GIVEN REQUEST :: In the entries, find all lines that hold the word "this" and copy them.

________

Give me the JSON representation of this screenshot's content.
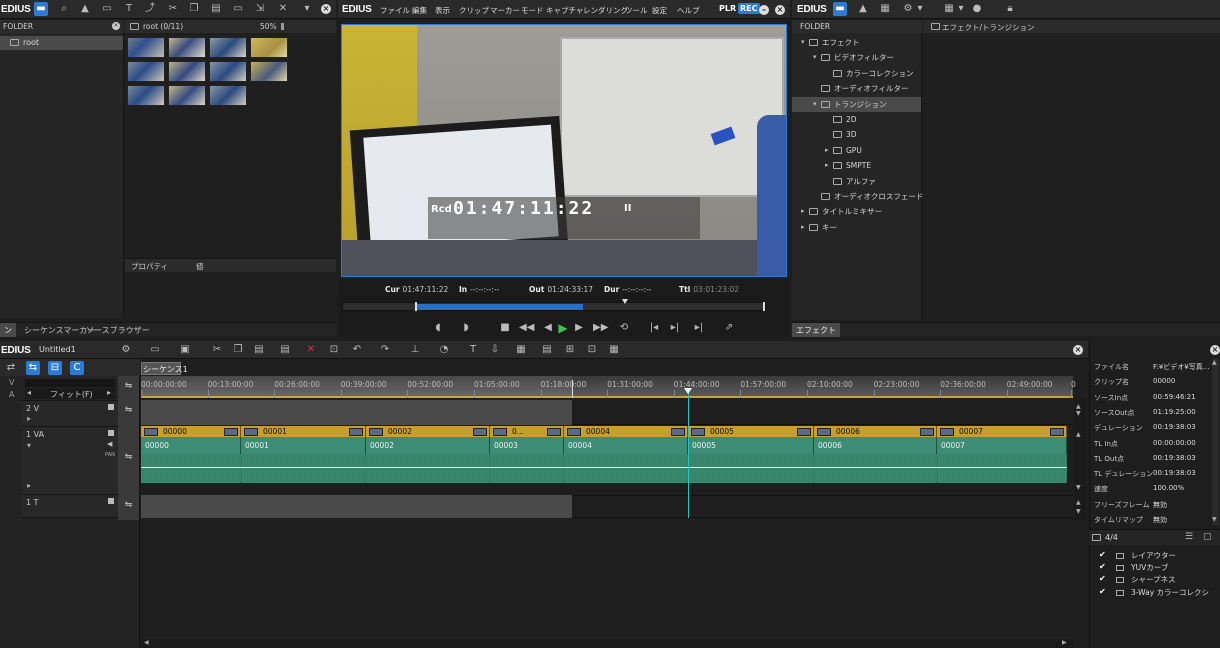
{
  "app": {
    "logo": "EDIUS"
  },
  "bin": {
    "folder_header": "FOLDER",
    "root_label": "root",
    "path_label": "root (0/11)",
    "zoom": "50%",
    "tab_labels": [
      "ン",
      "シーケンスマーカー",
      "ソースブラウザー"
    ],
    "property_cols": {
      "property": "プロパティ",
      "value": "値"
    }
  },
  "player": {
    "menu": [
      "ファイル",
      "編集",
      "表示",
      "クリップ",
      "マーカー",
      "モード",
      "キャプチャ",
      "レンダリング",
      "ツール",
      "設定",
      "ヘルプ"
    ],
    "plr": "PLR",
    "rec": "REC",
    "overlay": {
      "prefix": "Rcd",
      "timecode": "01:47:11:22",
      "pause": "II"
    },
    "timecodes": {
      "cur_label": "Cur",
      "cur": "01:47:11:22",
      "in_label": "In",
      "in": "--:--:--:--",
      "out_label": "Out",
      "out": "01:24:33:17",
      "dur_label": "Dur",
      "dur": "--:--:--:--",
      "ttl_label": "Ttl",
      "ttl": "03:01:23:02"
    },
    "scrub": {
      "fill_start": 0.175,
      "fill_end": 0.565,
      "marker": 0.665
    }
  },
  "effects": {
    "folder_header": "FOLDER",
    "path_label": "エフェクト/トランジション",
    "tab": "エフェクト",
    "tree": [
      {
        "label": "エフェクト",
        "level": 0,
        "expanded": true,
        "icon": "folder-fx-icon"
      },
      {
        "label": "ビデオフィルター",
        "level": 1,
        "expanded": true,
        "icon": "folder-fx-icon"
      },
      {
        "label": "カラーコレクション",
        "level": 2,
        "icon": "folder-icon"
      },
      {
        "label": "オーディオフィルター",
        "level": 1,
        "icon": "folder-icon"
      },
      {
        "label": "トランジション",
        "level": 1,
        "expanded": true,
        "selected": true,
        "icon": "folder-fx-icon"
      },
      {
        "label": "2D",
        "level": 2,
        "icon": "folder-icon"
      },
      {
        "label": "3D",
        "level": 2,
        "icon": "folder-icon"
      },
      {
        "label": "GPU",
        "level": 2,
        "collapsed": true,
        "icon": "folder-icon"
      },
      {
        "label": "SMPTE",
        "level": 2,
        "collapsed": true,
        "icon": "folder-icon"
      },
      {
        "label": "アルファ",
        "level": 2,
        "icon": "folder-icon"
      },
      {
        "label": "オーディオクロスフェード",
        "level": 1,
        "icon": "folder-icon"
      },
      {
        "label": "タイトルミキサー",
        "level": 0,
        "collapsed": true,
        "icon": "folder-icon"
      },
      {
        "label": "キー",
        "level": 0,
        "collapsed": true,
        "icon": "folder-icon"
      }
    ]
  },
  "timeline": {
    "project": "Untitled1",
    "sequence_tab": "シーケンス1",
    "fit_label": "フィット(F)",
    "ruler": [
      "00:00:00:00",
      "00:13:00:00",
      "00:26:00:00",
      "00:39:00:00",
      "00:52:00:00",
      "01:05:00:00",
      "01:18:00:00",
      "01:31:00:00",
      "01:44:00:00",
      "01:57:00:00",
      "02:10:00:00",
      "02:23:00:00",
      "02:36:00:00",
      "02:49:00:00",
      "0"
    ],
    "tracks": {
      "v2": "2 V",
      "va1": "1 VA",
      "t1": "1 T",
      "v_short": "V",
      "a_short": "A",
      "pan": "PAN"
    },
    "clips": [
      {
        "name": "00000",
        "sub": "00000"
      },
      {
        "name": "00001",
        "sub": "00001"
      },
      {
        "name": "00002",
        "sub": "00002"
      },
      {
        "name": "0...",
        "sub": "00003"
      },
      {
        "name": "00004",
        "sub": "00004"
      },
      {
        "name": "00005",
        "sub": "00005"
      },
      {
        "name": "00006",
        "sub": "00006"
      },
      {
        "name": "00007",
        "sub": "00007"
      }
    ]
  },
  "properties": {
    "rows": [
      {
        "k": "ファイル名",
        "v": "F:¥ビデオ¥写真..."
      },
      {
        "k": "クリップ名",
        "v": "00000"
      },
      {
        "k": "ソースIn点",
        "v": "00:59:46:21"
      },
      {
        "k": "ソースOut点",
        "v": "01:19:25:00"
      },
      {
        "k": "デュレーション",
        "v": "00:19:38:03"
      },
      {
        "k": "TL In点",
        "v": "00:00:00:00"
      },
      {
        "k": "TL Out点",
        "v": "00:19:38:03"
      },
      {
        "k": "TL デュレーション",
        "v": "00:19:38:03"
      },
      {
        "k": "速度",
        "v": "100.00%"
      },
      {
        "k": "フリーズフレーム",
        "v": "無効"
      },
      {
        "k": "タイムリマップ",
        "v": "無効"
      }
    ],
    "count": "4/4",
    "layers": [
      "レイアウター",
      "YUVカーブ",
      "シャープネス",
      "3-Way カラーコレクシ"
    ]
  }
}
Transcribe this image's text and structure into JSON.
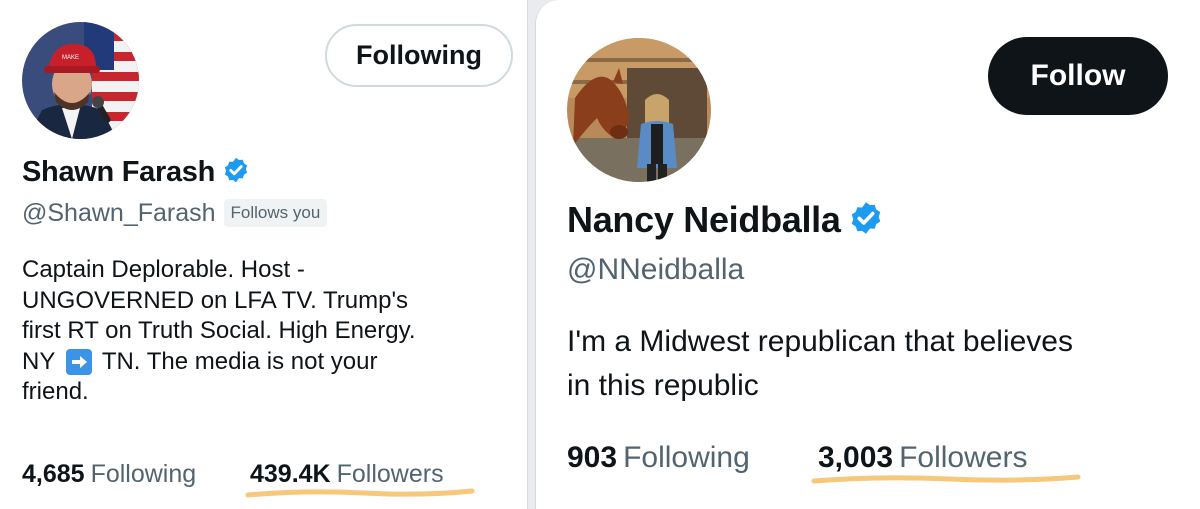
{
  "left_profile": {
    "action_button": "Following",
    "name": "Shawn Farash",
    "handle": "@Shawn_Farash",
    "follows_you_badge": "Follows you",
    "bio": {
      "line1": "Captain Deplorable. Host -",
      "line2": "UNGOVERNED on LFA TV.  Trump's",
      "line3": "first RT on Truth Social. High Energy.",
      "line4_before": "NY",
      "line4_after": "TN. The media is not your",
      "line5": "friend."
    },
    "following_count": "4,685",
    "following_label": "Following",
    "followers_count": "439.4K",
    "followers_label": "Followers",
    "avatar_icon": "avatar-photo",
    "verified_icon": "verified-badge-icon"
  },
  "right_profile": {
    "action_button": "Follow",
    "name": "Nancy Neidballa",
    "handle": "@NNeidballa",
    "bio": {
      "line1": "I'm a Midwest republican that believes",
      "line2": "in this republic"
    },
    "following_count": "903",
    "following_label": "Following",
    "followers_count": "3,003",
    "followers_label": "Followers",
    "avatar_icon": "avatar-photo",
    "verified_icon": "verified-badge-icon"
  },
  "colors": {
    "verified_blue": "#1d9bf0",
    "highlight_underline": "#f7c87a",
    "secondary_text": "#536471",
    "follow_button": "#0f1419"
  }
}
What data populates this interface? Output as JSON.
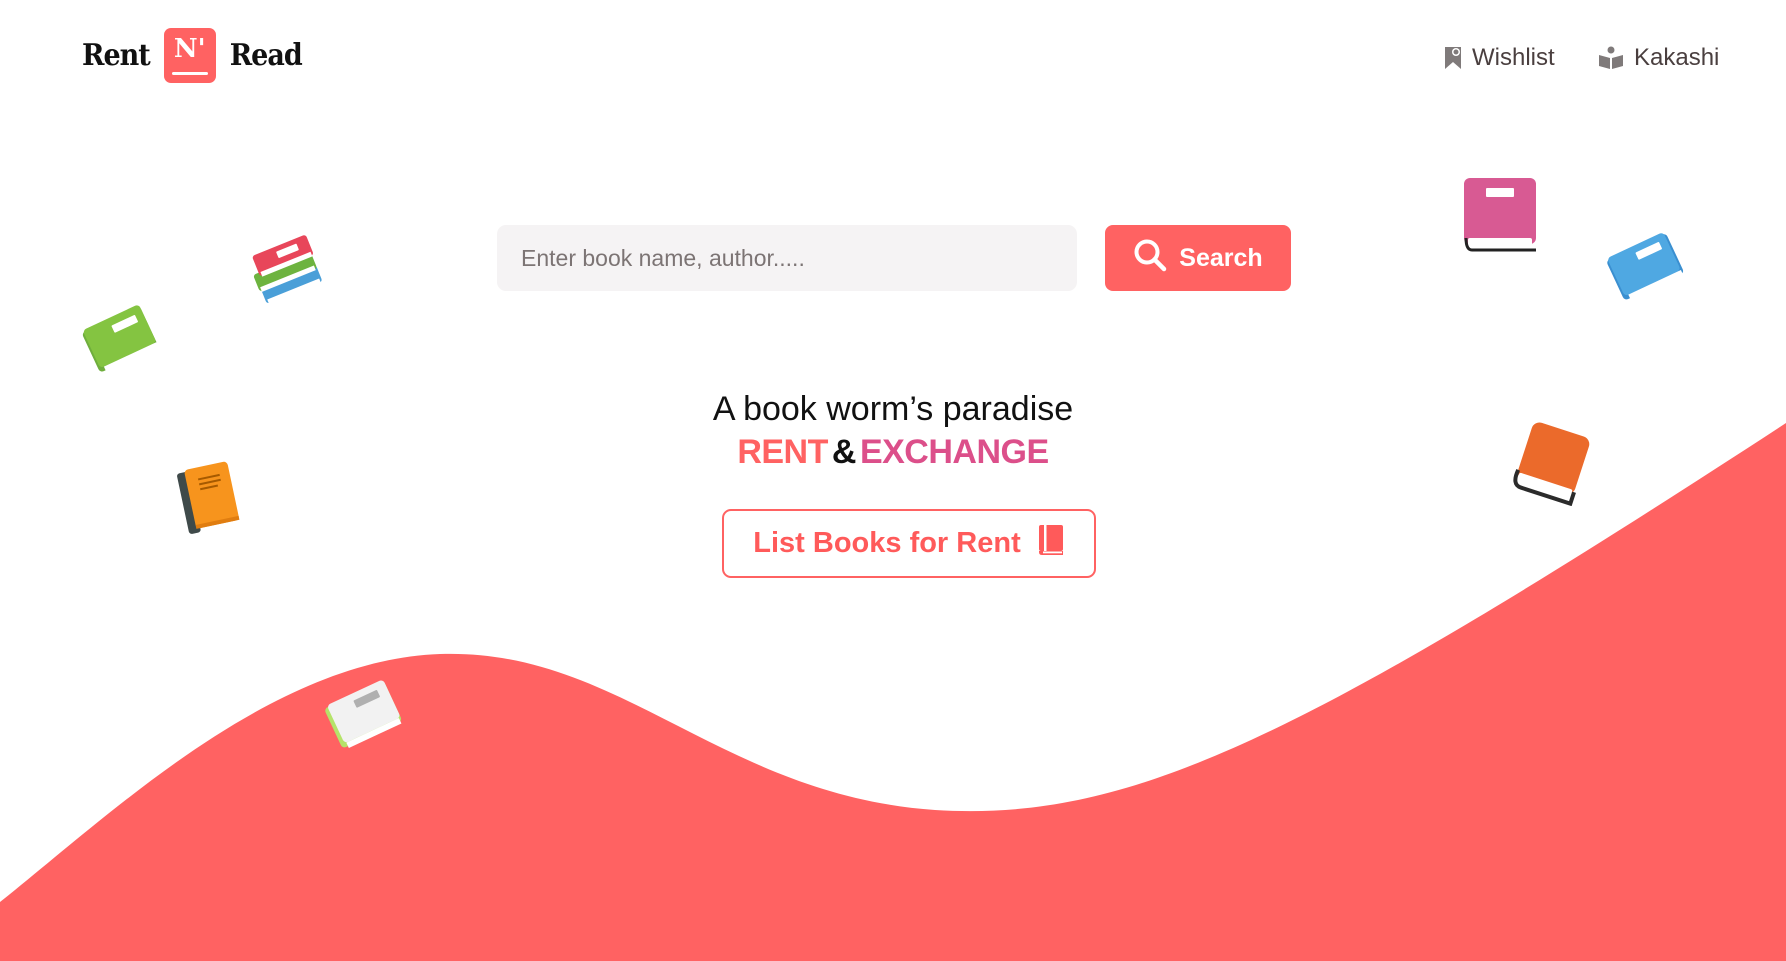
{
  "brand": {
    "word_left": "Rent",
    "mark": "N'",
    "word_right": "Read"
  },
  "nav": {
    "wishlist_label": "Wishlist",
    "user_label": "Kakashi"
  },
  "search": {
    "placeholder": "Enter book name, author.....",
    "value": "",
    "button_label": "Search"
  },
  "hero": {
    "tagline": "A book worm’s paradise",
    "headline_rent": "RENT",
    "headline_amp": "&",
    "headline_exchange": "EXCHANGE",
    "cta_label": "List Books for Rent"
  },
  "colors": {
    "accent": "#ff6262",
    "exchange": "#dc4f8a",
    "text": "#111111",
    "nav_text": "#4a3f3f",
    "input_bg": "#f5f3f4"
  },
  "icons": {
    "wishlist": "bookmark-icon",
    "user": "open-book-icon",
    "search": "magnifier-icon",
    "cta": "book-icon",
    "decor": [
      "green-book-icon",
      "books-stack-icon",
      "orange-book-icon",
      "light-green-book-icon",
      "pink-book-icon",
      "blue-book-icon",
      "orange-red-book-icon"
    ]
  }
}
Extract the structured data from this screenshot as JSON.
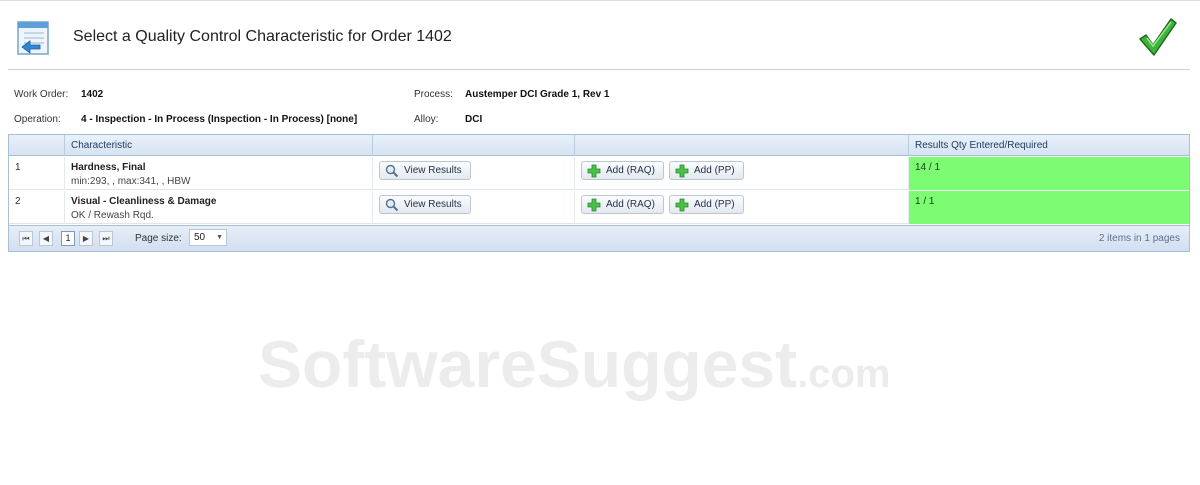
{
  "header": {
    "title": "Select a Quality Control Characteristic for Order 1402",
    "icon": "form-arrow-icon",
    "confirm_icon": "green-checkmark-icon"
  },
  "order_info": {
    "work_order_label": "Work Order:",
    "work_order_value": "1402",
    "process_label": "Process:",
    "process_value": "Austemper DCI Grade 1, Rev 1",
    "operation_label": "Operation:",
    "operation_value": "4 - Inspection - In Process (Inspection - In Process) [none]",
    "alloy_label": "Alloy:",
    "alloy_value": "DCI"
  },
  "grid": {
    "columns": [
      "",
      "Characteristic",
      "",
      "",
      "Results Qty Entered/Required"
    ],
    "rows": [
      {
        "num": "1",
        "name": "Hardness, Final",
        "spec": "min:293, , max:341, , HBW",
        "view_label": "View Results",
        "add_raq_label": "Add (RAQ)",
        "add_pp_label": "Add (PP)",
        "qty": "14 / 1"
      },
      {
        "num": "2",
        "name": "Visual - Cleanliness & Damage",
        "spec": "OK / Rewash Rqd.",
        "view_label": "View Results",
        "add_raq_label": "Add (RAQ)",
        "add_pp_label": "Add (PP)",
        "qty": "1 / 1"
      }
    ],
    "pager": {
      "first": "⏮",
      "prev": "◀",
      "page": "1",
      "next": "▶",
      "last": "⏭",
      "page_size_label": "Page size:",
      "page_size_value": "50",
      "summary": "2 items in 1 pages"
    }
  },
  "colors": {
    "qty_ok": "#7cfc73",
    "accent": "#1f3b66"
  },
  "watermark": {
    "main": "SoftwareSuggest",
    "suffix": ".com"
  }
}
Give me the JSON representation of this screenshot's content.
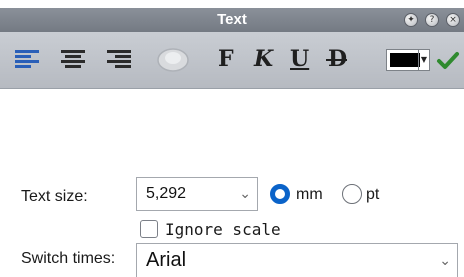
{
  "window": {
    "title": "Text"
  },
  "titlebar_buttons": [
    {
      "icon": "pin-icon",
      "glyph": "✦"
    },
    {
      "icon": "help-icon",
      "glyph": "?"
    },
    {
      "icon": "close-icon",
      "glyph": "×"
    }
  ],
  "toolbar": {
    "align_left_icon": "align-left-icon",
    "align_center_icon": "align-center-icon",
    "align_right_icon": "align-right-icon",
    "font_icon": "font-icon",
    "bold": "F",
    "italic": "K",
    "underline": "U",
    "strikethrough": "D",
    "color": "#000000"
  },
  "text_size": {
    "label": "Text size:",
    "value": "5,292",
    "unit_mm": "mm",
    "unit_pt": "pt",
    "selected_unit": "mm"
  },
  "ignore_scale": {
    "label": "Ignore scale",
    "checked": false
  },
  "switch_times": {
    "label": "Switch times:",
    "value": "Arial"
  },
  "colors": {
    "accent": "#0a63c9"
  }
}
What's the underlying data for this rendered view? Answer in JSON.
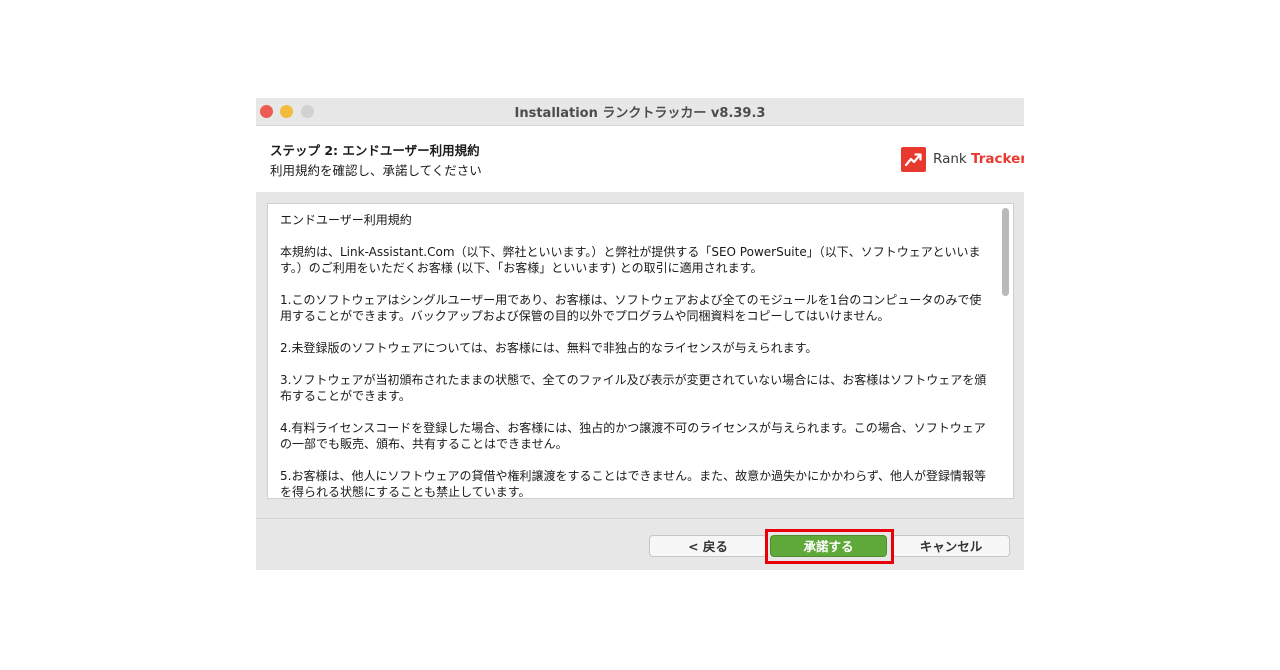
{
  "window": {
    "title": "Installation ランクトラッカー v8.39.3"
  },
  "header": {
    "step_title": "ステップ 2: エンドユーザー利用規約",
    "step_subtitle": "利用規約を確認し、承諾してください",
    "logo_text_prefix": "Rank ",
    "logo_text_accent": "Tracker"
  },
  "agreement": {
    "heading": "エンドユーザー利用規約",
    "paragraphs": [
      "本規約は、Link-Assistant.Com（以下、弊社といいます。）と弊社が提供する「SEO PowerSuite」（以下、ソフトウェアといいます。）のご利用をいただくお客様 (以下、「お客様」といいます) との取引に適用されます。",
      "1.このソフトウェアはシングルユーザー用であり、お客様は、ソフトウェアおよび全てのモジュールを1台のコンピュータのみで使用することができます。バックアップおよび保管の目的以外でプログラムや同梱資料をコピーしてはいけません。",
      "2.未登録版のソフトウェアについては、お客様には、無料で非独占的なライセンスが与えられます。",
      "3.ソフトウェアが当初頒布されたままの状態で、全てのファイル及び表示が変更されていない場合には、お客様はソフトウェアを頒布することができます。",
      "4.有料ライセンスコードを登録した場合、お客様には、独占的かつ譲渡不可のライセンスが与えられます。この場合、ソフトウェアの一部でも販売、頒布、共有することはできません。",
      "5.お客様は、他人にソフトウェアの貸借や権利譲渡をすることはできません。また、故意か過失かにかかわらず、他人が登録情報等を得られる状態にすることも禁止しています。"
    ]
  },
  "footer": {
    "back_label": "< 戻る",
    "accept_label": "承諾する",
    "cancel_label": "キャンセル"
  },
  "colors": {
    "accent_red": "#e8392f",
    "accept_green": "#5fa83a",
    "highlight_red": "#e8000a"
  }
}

________

FULL RESPONSE ::
Give me the JSON representation of this screenshot's content.
Transcribe this image's text and structure into JSON.
      "line2": "in this republic"
What data populates this interface? Output as JSON.
Extract the structured data from this screenshot as JSON.
Give me the JSON representation of this screenshot's content.
What's the underlying data for this rendered view? Answer in JSON.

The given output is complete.